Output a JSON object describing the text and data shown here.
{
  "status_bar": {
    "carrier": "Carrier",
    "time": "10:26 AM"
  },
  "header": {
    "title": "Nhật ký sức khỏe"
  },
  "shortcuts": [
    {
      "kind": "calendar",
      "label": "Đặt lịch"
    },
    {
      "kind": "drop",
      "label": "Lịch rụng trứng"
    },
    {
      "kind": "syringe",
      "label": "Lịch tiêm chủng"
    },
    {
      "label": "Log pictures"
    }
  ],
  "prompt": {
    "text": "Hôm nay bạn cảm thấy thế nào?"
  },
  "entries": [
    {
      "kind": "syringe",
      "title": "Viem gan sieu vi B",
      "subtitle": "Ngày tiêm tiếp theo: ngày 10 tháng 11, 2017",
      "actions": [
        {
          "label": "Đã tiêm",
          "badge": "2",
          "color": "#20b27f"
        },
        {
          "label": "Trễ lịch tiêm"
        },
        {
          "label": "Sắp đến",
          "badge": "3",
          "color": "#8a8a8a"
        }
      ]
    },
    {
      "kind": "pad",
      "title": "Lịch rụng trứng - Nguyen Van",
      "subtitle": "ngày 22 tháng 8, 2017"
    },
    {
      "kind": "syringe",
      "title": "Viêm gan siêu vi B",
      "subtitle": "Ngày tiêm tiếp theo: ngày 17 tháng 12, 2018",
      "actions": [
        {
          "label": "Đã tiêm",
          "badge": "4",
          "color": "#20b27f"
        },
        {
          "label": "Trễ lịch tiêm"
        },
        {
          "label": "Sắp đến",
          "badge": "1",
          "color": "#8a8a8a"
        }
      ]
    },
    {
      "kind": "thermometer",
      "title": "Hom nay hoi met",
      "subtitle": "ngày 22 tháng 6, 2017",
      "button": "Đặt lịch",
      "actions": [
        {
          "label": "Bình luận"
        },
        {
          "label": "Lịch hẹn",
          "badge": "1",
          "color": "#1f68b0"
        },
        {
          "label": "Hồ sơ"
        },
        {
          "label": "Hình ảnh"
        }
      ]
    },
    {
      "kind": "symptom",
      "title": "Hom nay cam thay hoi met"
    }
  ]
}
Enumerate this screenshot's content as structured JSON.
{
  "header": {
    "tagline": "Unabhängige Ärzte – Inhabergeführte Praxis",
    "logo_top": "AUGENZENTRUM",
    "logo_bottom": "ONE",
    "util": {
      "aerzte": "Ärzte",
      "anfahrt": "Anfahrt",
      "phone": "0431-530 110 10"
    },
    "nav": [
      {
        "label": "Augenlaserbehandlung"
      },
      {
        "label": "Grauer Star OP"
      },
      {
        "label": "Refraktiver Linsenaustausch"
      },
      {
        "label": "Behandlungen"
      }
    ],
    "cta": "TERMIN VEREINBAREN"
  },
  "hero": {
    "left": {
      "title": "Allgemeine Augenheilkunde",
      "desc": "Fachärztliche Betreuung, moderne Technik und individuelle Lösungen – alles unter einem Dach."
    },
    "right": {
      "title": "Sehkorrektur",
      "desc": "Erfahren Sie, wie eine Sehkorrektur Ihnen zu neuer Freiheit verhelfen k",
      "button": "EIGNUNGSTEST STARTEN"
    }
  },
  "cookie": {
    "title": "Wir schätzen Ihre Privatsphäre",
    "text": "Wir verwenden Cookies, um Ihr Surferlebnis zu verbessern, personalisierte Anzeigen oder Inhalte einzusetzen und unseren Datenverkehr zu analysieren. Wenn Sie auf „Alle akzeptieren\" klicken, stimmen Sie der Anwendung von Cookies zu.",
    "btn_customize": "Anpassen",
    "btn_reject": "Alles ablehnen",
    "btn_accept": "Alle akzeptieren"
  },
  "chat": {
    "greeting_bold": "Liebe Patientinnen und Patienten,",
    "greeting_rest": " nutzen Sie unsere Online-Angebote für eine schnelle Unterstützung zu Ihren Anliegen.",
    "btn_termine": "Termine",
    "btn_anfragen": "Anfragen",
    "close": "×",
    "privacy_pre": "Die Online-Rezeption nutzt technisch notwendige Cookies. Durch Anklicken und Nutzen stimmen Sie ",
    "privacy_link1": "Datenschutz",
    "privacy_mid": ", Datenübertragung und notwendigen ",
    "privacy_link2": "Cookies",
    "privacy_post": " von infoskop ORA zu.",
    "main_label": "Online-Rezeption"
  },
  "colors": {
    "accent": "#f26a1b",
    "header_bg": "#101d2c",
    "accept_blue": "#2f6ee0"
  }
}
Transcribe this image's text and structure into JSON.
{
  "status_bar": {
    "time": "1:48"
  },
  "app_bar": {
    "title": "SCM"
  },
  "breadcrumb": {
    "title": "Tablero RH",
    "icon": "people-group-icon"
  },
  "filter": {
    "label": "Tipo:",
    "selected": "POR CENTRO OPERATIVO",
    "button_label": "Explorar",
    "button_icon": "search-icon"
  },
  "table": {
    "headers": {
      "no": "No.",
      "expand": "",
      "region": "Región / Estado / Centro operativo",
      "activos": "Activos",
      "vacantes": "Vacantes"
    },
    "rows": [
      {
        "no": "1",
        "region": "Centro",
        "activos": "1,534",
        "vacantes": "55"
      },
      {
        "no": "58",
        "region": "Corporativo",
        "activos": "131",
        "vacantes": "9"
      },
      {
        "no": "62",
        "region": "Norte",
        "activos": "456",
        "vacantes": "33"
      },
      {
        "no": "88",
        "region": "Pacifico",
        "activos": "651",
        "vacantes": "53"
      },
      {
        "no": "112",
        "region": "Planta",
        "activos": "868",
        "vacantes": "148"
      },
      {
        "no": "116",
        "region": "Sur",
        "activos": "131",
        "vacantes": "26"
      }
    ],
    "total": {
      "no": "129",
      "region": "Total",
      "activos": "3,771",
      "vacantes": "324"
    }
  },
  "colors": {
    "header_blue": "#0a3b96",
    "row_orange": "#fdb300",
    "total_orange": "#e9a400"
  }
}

▶ **PROMPT**: Faithfully transcribe the whole of the data.

▶ **SOLUTION FOR THIS TASK**:
Output a JSON object describing the text and data shown here.
{
  "status_bar": {
    "carrier": "Carrier",
    "time": "10:26 AM"
  },
  "header": {
    "title": "Nhật ký sức khỏe"
  },
  "shortcuts": [
    {
      "kind": "calendar",
      "label": "Đặt lịch"
    },
    {
      "kind": "drop",
      "label": "Lịch rụng trứng"
    },
    {
      "kind": "syringe",
      "label": "Lịch tiêm chủng"
    },
    {
      "label": "Log pictures"
    }
  ],
  "prompt": {
    "text": "Hôm nay bạn cảm thấy thế nào?"
  },
  "entries": [
    {
      "kind": "syringe",
      "title": "Viem gan sieu vi B",
      "subtitle": "Ngày tiêm tiếp theo: ngày 10 tháng 11, 2017",
      "actions": [
        {
          "label": "Đã tiêm",
          "badge": "2",
          "color": "#20b27f"
        },
        {
          "label": "Trễ lịch tiêm"
        },
        {
          "label": "Sắp đến",
          "badge": "3",
          "color": "#8a8a8a"
        }
      ]
    },
    {
      "kind": "pad",
      "title": "Lịch rụng trứng - Nguyen Van",
      "subtitle": "ngày 22 tháng 8, 2017"
    },
    {
      "kind": "syringe",
      "title": "Viêm gan siêu vi B",
      "subtitle": "Ngày tiêm tiếp theo: ngày 17 tháng 12, 2018",
      "actions": [
        {
          "label": "Đã tiêm",
          "badge": "4",
          "color": "#20b27f"
        },
        {
          "label": "Trễ lịch tiêm"
        },
        {
          "label": "Sắp đến",
          "badge": "1",
          "color": "#8a8a8a"
        }
      ]
    },
    {
      "kind": "thermometer",
      "title": "Hom nay hoi met",
      "subtitle": "ngày 22 tháng 6, 2017",
      "button": "Đặt lịch",
      "actions": [
        {
          "label": "Bình luận"
        },
        {
          "label": "Lịch hẹn",
          "badge": "1",
          "color": "#1f68b0"
        },
        {
          "label": "Hồ sơ"
        },
        {
          "label": "Hình ảnh"
        }
      ]
    },
    {
      "kind": "symptom",
      "title": "Hom nay cam thay hoi met"
    }
  ]
}
Enumerate this screenshot's content as structured JSON.
{
  "header": {
    "tagline": "Unabhängige Ärzte – Inhabergeführte Praxis",
    "logo_top": "AUGENZENTRUM",
    "logo_bottom": "ONE",
    "util": {
      "aerzte": "Ärzte",
      "anfahrt": "Anfahrt",
      "phone": "0431-530 110 10"
    },
    "nav": [
      {
        "label": "Augenlaserbehandlung"
      },
      {
        "label": "Grauer Star OP"
      },
      {
        "label": "Refraktiver Linsenaustausch"
      },
      {
        "label": "Behandlungen"
      }
    ],
    "cta": "TERMIN VEREINBAREN"
  },
  "hero": {
    "left": {
      "title": "Allgemeine Augenheilkunde",
      "desc": "Fachärztliche Betreuung, moderne Technik und individuelle Lösungen – alles unter einem Dach."
    },
    "right": {
      "title": "Sehkorrektur",
      "desc": "Erfahren Sie, wie eine Sehkorrektur Ihnen zu neuer Freiheit verhelfen k",
      "button": "EIGNUNGSTEST STARTEN"
    }
  },
  "cookie": {
    "title": "Wir schätzen Ihre Privatsphäre",
    "text": "Wir verwenden Cookies, um Ihr Surferlebnis zu verbessern, personalisierte Anzeigen oder Inhalte einzusetzen und unseren Datenverkehr zu analysieren. Wenn Sie auf „Alle akzeptieren\" klicken, stimmen Sie der Anwendung von Cookies zu.",
    "btn_customize": "Anpassen",
    "btn_reject": "Alles ablehnen",
    "btn_accept": "Alle akzeptieren"
  },
  "chat": {
    "greeting_bold": "Liebe Patientinnen und Patienten,",
    "greeting_rest": " nutzen Sie unsere Online-Angebote für eine schnelle Unterstützung zu Ihren Anliegen.",
    "btn_termine": "Termine",
    "btn_anfragen": "Anfragen",
    "close": "×",
    "privacy_pre": "Die Online-Rezeption nutzt technisch notwendige Cookies. Durch Anklicken und Nutzen stimmen Sie ",
    "privacy_link1": "Datenschutz",
    "privacy_mid": ", Datenübertragung und notwendigen ",
    "privacy_link2": "Cookies",
    "privacy_post": " von infoskop ORA zu.",
    "main_label": "Online-Rezeption"
  },
  "colors": {
    "accent": "#f26a1b",
    "header_bg": "#101d2c",
    "accept_blue": "#2f6ee0"
  }
}
Transcribe this image's text and structure into JSON.
{
  "status_bar": {
    "time": "1:48"
  },
  "app_bar": {
    "title": "SCM"
  },
  "breadcrumb": {
    "title": "Tablero RH",
    "icon": "people-group-icon"
  },
  "filter": {
    "label": "Tipo:",
    "selected": "POR CENTRO OPERATIVO",
    "button_label": "Explorar",
    "button_icon": "search-icon"
  },
  "table": {
    "headers": {
      "no": "No.",
      "expand": "",
      "region": "Región / Estado / Centro operativo",
      "activos": "Activos",
      "vacantes": "Vacantes"
    },
    "rows": [
      {
        "no": "1",
        "region": "Centro",
        "activos": "1,534",
        "vacantes": "55"
      },
      {
        "no": "58",
        "region": "Corporativo",
        "activos": "131",
        "vacantes": "9"
      },
      {
        "no": "62",
        "region": "Norte",
        "activos": "456",
        "vacantes": "33"
      },
      {
        "no": "88",
        "region": "Pacifico",
        "activos": "651",
        "vacantes": "53"
      },
      {
        "no": "112",
        "region": "Planta",
        "activos": "868",
        "vacantes": "148"
      },
      {
        "no": "116",
        "region": "Sur",
        "activos": "131",
        "vacantes": "26"
      }
    ],
    "total": {
      "no": "129",
      "region": "Total",
      "activos": "3,771",
      "vacantes": "324"
    }
  },
  "colors": {
    "header_blue": "#0a3b96",
    "row_orange": "#fdb300",
    "total_orange": "#e9a400"
  }
}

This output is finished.